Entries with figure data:
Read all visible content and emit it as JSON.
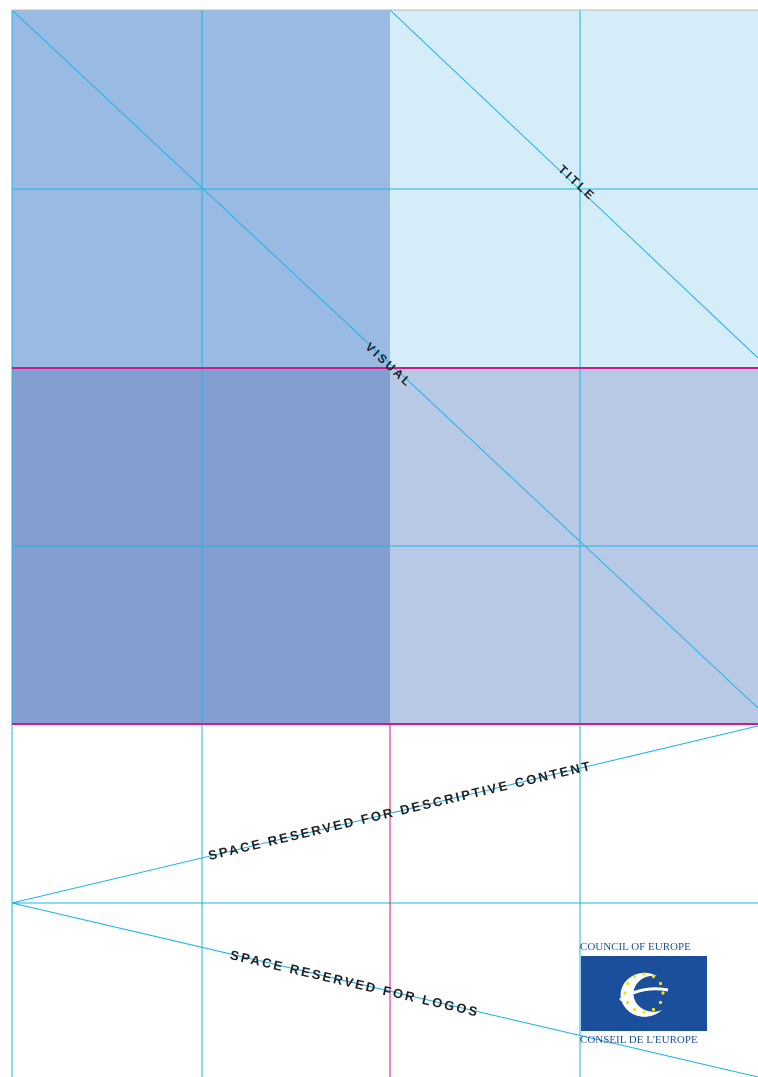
{
  "zones": {
    "title_label": "TITLE",
    "visual_label": "VISUAL",
    "descriptive_label": "SPACE RESERVED FOR DESCRIPTIVE CONTENT",
    "logos_label": "SPACE RESERVED FOR LOGOS"
  },
  "logo": {
    "top_text": "COUNCIL OF EUROPE",
    "bottom_text": "CONSEIL DE L'EUROPE"
  },
  "colors": {
    "visual_top": "#99bae2",
    "title_bg": "#d5ecf9",
    "visual_bottom": "#849ecf",
    "lower_right": "#b8c9e6",
    "grid_line": "#1eb4e8",
    "accent_line": "#d3198a",
    "logo_blue": "#1b4f9c",
    "logo_stars": "#ffdd00"
  }
}
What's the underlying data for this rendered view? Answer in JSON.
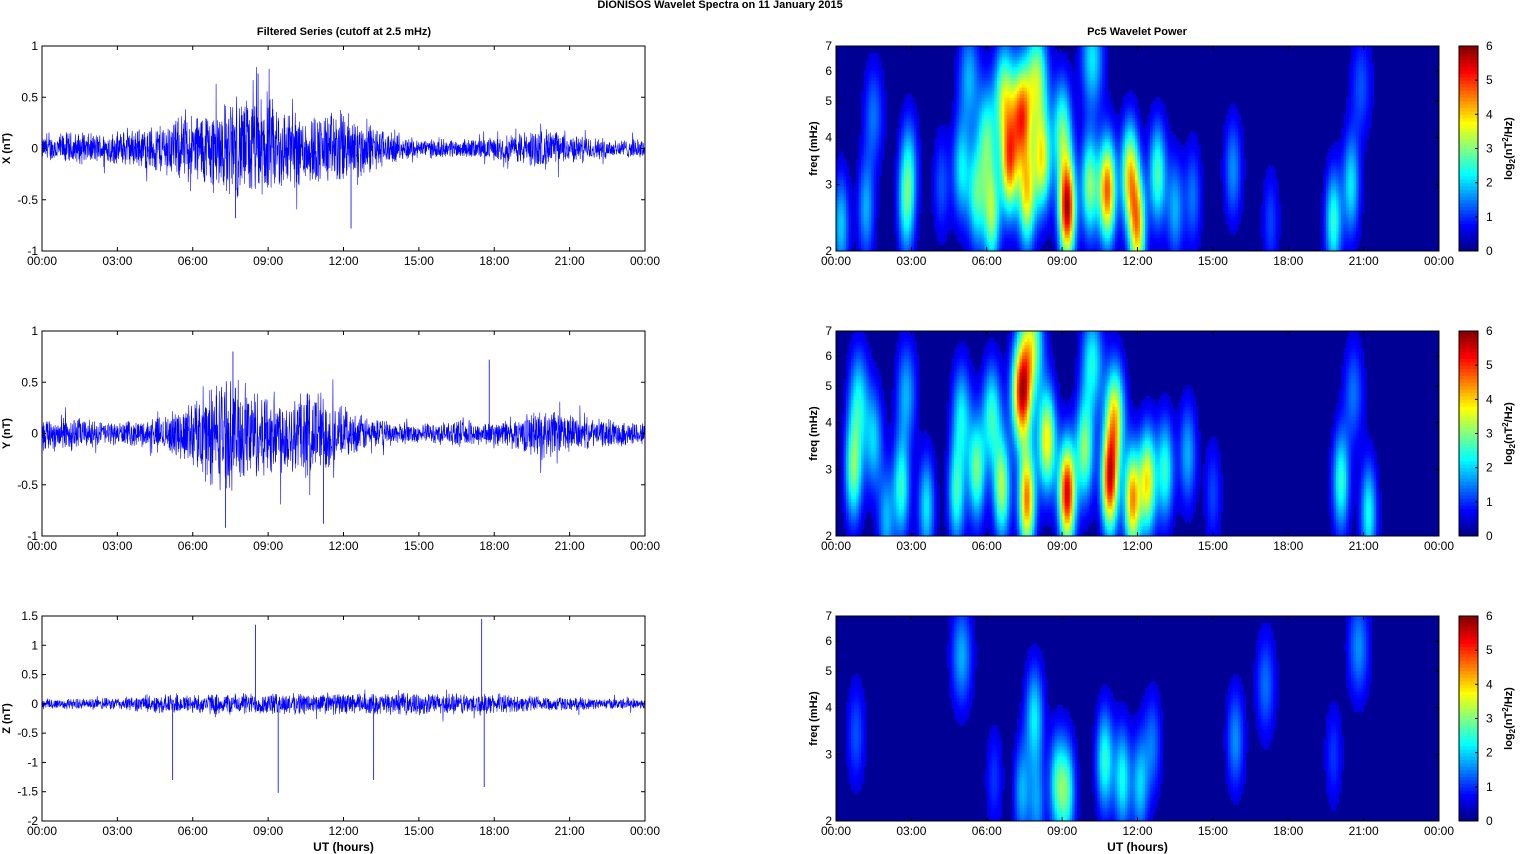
{
  "suptitle": "DIONISOS Wavelet Spectra on 11 January   2015",
  "left_title": "Filtered Series (cutoff at 2.5 mHz)",
  "right_title": "Pc5 Wavelet Power",
  "x_tick_labels": [
    "00:00",
    "03:00",
    "06:00",
    "09:00",
    "12:00",
    "15:00",
    "18:00",
    "21:00",
    "00:00"
  ],
  "xlabel": "UT (hours)",
  "freq_label": "freq (mHz)",
  "colorbar_label": "log2(nT2/Hz)",
  "colorbar_ticks": [
    "0",
    "1",
    "2",
    "3",
    "4",
    "5",
    "6"
  ],
  "chart_data": [
    {
      "type": "line",
      "panel": "X",
      "ylabel": "X (nT)",
      "x_unit": "hours UT",
      "xlim": [
        0,
        24
      ],
      "ylim": [
        -1,
        1
      ],
      "y_ticks": [
        "-1",
        "-0.5",
        "0",
        "0.5",
        "1"
      ],
      "line_color": "#0000ff",
      "envelope": [
        {
          "t": 0,
          "amp": 0.12
        },
        {
          "t": 1,
          "amp": 0.18
        },
        {
          "t": 2,
          "amp": 0.16
        },
        {
          "t": 3,
          "amp": 0.18
        },
        {
          "t": 4,
          "amp": 0.22
        },
        {
          "t": 5,
          "amp": 0.3
        },
        {
          "t": 6,
          "amp": 0.38
        },
        {
          "t": 7,
          "amp": 0.48
        },
        {
          "t": 8,
          "amp": 0.55
        },
        {
          "t": 9,
          "amp": 0.55
        },
        {
          "t": 10,
          "amp": 0.42
        },
        {
          "t": 11,
          "amp": 0.38
        },
        {
          "t": 12,
          "amp": 0.42
        },
        {
          "t": 13,
          "amp": 0.28
        },
        {
          "t": 14,
          "amp": 0.15
        },
        {
          "t": 15,
          "amp": 0.1
        },
        {
          "t": 16,
          "amp": 0.1
        },
        {
          "t": 17,
          "amp": 0.1
        },
        {
          "t": 18,
          "amp": 0.12
        },
        {
          "t": 19,
          "amp": 0.18
        },
        {
          "t": 20,
          "amp": 0.22
        },
        {
          "t": 21,
          "amp": 0.15
        },
        {
          "t": 22,
          "amp": 0.12
        },
        {
          "t": 23,
          "amp": 0.1
        },
        {
          "t": 24,
          "amp": 0.1
        }
      ],
      "peaks": [
        {
          "t": 8.6,
          "y": 0.73
        },
        {
          "t": 12.3,
          "y": -0.78
        },
        {
          "t": 7.7,
          "y": -0.68
        }
      ]
    },
    {
      "type": "line",
      "panel": "Y",
      "ylabel": "Y (nT)",
      "x_unit": "hours UT",
      "xlim": [
        0,
        24
      ],
      "ylim": [
        -1,
        1
      ],
      "y_ticks": [
        "-1",
        "-0.5",
        "0",
        "0.5",
        "1"
      ],
      "line_color": "#0000ff",
      "envelope": [
        {
          "t": 0,
          "amp": 0.18
        },
        {
          "t": 1,
          "amp": 0.2
        },
        {
          "t": 2,
          "amp": 0.14
        },
        {
          "t": 3,
          "amp": 0.12
        },
        {
          "t": 4,
          "amp": 0.14
        },
        {
          "t": 5,
          "amp": 0.2
        },
        {
          "t": 6,
          "amp": 0.35
        },
        {
          "t": 7,
          "amp": 0.6
        },
        {
          "t": 8,
          "amp": 0.55
        },
        {
          "t": 9,
          "amp": 0.45
        },
        {
          "t": 10,
          "amp": 0.45
        },
        {
          "t": 11,
          "amp": 0.5
        },
        {
          "t": 12,
          "amp": 0.25
        },
        {
          "t": 13,
          "amp": 0.18
        },
        {
          "t": 14,
          "amp": 0.12
        },
        {
          "t": 15,
          "amp": 0.1
        },
        {
          "t": 16,
          "amp": 0.12
        },
        {
          "t": 17,
          "amp": 0.14
        },
        {
          "t": 18,
          "amp": 0.12
        },
        {
          "t": 19,
          "amp": 0.18
        },
        {
          "t": 20,
          "amp": 0.28
        },
        {
          "t": 21,
          "amp": 0.2
        },
        {
          "t": 22,
          "amp": 0.15
        },
        {
          "t": 23,
          "amp": 0.14
        },
        {
          "t": 24,
          "amp": 0.12
        }
      ],
      "peaks": [
        {
          "t": 7.3,
          "y": -0.92
        },
        {
          "t": 7.6,
          "y": 0.8
        },
        {
          "t": 11.2,
          "y": -0.88
        },
        {
          "t": 17.8,
          "y": 0.72
        }
      ]
    },
    {
      "type": "line",
      "panel": "Z",
      "ylabel": "Z (nT)",
      "xlabel": "UT (hours)",
      "x_unit": "hours UT",
      "xlim": [
        0,
        24
      ],
      "ylim": [
        -2,
        1.5
      ],
      "y_ticks": [
        "-2",
        "-1.5",
        "-1",
        "-0.5",
        "0",
        "0.5",
        "1",
        "1.5"
      ],
      "line_color": "#0000ff",
      "envelope": [
        {
          "t": 0,
          "amp": 0.12
        },
        {
          "t": 1,
          "amp": 0.1
        },
        {
          "t": 2,
          "amp": 0.1
        },
        {
          "t": 3,
          "amp": 0.12
        },
        {
          "t": 4,
          "amp": 0.15
        },
        {
          "t": 5,
          "amp": 0.18
        },
        {
          "t": 6,
          "amp": 0.18
        },
        {
          "t": 7,
          "amp": 0.2
        },
        {
          "t": 8,
          "amp": 0.2
        },
        {
          "t": 9,
          "amp": 0.2
        },
        {
          "t": 10,
          "amp": 0.2
        },
        {
          "t": 11,
          "amp": 0.2
        },
        {
          "t": 12,
          "amp": 0.2
        },
        {
          "t": 13,
          "amp": 0.2
        },
        {
          "t": 14,
          "amp": 0.2
        },
        {
          "t": 15,
          "amp": 0.2
        },
        {
          "t": 16,
          "amp": 0.2
        },
        {
          "t": 17,
          "amp": 0.2
        },
        {
          "t": 18,
          "amp": 0.18
        },
        {
          "t": 19,
          "amp": 0.15
        },
        {
          "t": 20,
          "amp": 0.15
        },
        {
          "t": 21,
          "amp": 0.12
        },
        {
          "t": 22,
          "amp": 0.1
        },
        {
          "t": 23,
          "amp": 0.1
        },
        {
          "t": 24,
          "amp": 0.1
        }
      ],
      "peaks": [
        {
          "t": 8.5,
          "y": 1.35
        },
        {
          "t": 9.4,
          "y": -1.52
        },
        {
          "t": 17.5,
          "y": 1.45
        },
        {
          "t": 17.6,
          "y": -1.42
        },
        {
          "t": 5.2,
          "y": -1.3
        },
        {
          "t": 13.2,
          "y": -1.3
        }
      ]
    },
    {
      "type": "heatmap",
      "panel": "X power",
      "ylabel": "freq (mHz)",
      "xlim": [
        0,
        24
      ],
      "ylim": [
        2,
        7
      ],
      "y_scale": "log",
      "y_ticks": [
        "2",
        "3",
        "4",
        "5",
        "6",
        "7"
      ],
      "zlim": [
        0,
        6
      ],
      "colormap": "jet",
      "blobs": [
        {
          "t": 0.2,
          "f": 2.35,
          "p": 1.8
        },
        {
          "t": 1.2,
          "f": 2.6,
          "p": 1.6
        },
        {
          "t": 1.5,
          "f": 4.6,
          "p": 1.2
        },
        {
          "t": 2.8,
          "f": 2.6,
          "p": 2.0
        },
        {
          "t": 2.9,
          "f": 3.4,
          "p": 1.6
        },
        {
          "t": 4.2,
          "f": 3.0,
          "p": 1.0
        },
        {
          "t": 5.0,
          "f": 3.3,
          "p": 2.0
        },
        {
          "t": 5.6,
          "f": 2.8,
          "p": 2.4
        },
        {
          "t": 5.3,
          "f": 5.8,
          "p": 1.6
        },
        {
          "t": 6.2,
          "f": 2.5,
          "p": 3.0
        },
        {
          "t": 6.0,
          "f": 4.0,
          "p": 2.4
        },
        {
          "t": 6.9,
          "f": 3.4,
          "p": 4.3
        },
        {
          "t": 6.7,
          "f": 5.2,
          "p": 3.0
        },
        {
          "t": 7.4,
          "f": 4.6,
          "p": 4.5
        },
        {
          "t": 7.6,
          "f": 2.8,
          "p": 3.6
        },
        {
          "t": 8.0,
          "f": 5.8,
          "p": 3.0
        },
        {
          "t": 8.2,
          "f": 3.5,
          "p": 3.6
        },
        {
          "t": 9.2,
          "f": 2.6,
          "p": 5.8
        },
        {
          "t": 9.0,
          "f": 4.2,
          "p": 2.6
        },
        {
          "t": 10.1,
          "f": 3.0,
          "p": 3.0
        },
        {
          "t": 10.2,
          "f": 6.5,
          "p": 2.0
        },
        {
          "t": 10.8,
          "f": 2.9,
          "p": 4.8
        },
        {
          "t": 11.7,
          "f": 3.2,
          "p": 3.8
        },
        {
          "t": 12.0,
          "f": 2.3,
          "p": 4.0
        },
        {
          "t": 12.8,
          "f": 3.2,
          "p": 2.6
        },
        {
          "t": 13.5,
          "f": 2.6,
          "p": 1.6
        },
        {
          "t": 14.2,
          "f": 2.8,
          "p": 1.2
        },
        {
          "t": 15.8,
          "f": 3.3,
          "p": 1.4
        },
        {
          "t": 17.3,
          "f": 2.4,
          "p": 0.9
        },
        {
          "t": 19.8,
          "f": 2.4,
          "p": 2.4
        },
        {
          "t": 20.5,
          "f": 3.0,
          "p": 2.0
        },
        {
          "t": 20.9,
          "f": 5.5,
          "p": 1.0
        }
      ]
    },
    {
      "type": "heatmap",
      "panel": "Y power",
      "ylabel": "freq (mHz)",
      "xlim": [
        0,
        24
      ],
      "ylim": [
        2,
        7
      ],
      "y_scale": "log",
      "y_ticks": [
        "2",
        "3",
        "4",
        "5",
        "6",
        "7"
      ],
      "zlim": [
        0,
        6
      ],
      "colormap": "jet",
      "blobs": [
        {
          "t": 0.7,
          "f": 3.0,
          "p": 2.8
        },
        {
          "t": 0.9,
          "f": 4.6,
          "p": 2.0
        },
        {
          "t": 1.5,
          "f": 3.6,
          "p": 1.8
        },
        {
          "t": 2.0,
          "f": 2.2,
          "p": 1.6
        },
        {
          "t": 2.6,
          "f": 2.7,
          "p": 2.4
        },
        {
          "t": 2.8,
          "f": 4.8,
          "p": 1.6
        },
        {
          "t": 3.6,
          "f": 2.4,
          "p": 2.0
        },
        {
          "t": 4.8,
          "f": 2.6,
          "p": 2.4
        },
        {
          "t": 5.0,
          "f": 4.2,
          "p": 2.0
        },
        {
          "t": 5.6,
          "f": 3.0,
          "p": 2.8
        },
        {
          "t": 6.6,
          "f": 2.7,
          "p": 3.2
        },
        {
          "t": 6.2,
          "f": 4.2,
          "p": 2.4
        },
        {
          "t": 7.4,
          "f": 4.8,
          "p": 5.4
        },
        {
          "t": 7.6,
          "f": 2.5,
          "p": 4.6
        },
        {
          "t": 7.8,
          "f": 6.5,
          "p": 3.0
        },
        {
          "t": 8.4,
          "f": 3.6,
          "p": 3.8
        },
        {
          "t": 9.2,
          "f": 2.6,
          "p": 5.6
        },
        {
          "t": 9.9,
          "f": 3.4,
          "p": 3.0
        },
        {
          "t": 10.2,
          "f": 5.8,
          "p": 2.2
        },
        {
          "t": 10.9,
          "f": 2.8,
          "p": 5.2
        },
        {
          "t": 11.1,
          "f": 4.2,
          "p": 3.6
        },
        {
          "t": 11.8,
          "f": 2.5,
          "p": 4.4
        },
        {
          "t": 12.4,
          "f": 2.8,
          "p": 3.8
        },
        {
          "t": 13.1,
          "f": 3.0,
          "p": 2.4
        },
        {
          "t": 14.0,
          "f": 3.3,
          "p": 1.6
        },
        {
          "t": 15.0,
          "f": 2.6,
          "p": 0.9
        },
        {
          "t": 20.1,
          "f": 2.8,
          "p": 2.4
        },
        {
          "t": 21.2,
          "f": 2.3,
          "p": 2.2
        },
        {
          "t": 20.6,
          "f": 4.8,
          "p": 1.2
        }
      ]
    },
    {
      "type": "heatmap",
      "panel": "Z power",
      "ylabel": "freq (mHz)",
      "xlabel": "UT (hours)",
      "xlim": [
        0,
        24
      ],
      "ylim": [
        2,
        7
      ],
      "y_scale": "log",
      "y_ticks": [
        "2",
        "3",
        "4",
        "5",
        "6",
        "7"
      ],
      "zlim": [
        0,
        6
      ],
      "colormap": "jet",
      "blobs": [
        {
          "t": 0.8,
          "f": 3.4,
          "p": 1.0
        },
        {
          "t": 5.0,
          "f": 5.5,
          "p": 1.6
        },
        {
          "t": 6.3,
          "f": 2.6,
          "p": 0.8
        },
        {
          "t": 7.4,
          "f": 2.4,
          "p": 1.6
        },
        {
          "t": 7.9,
          "f": 3.8,
          "p": 2.0
        },
        {
          "t": 8.0,
          "f": 2.2,
          "p": 1.4
        },
        {
          "t": 8.8,
          "f": 2.5,
          "p": 2.2
        },
        {
          "t": 9.2,
          "f": 2.4,
          "p": 2.3
        },
        {
          "t": 10.7,
          "f": 2.9,
          "p": 2.4
        },
        {
          "t": 11.4,
          "f": 2.6,
          "p": 2.2
        },
        {
          "t": 12.1,
          "f": 2.5,
          "p": 1.8
        },
        {
          "t": 12.6,
          "f": 3.2,
          "p": 1.2
        },
        {
          "t": 15.9,
          "f": 3.3,
          "p": 1.4
        },
        {
          "t": 17.1,
          "f": 4.6,
          "p": 1.2
        },
        {
          "t": 19.8,
          "f": 3.0,
          "p": 0.8
        },
        {
          "t": 20.8,
          "f": 5.8,
          "p": 1.4
        }
      ]
    }
  ]
}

REQUEST:
Pick out the lines above that hold the string "RESERVED" and show them.

ANSWER TO THE EXERCISE:
    "descriptive_label": "SPACE RESERVED FOR DESCRIPTIVE CONTENT",
    "logos_label": "SPACE RESERVED FOR LOGOS"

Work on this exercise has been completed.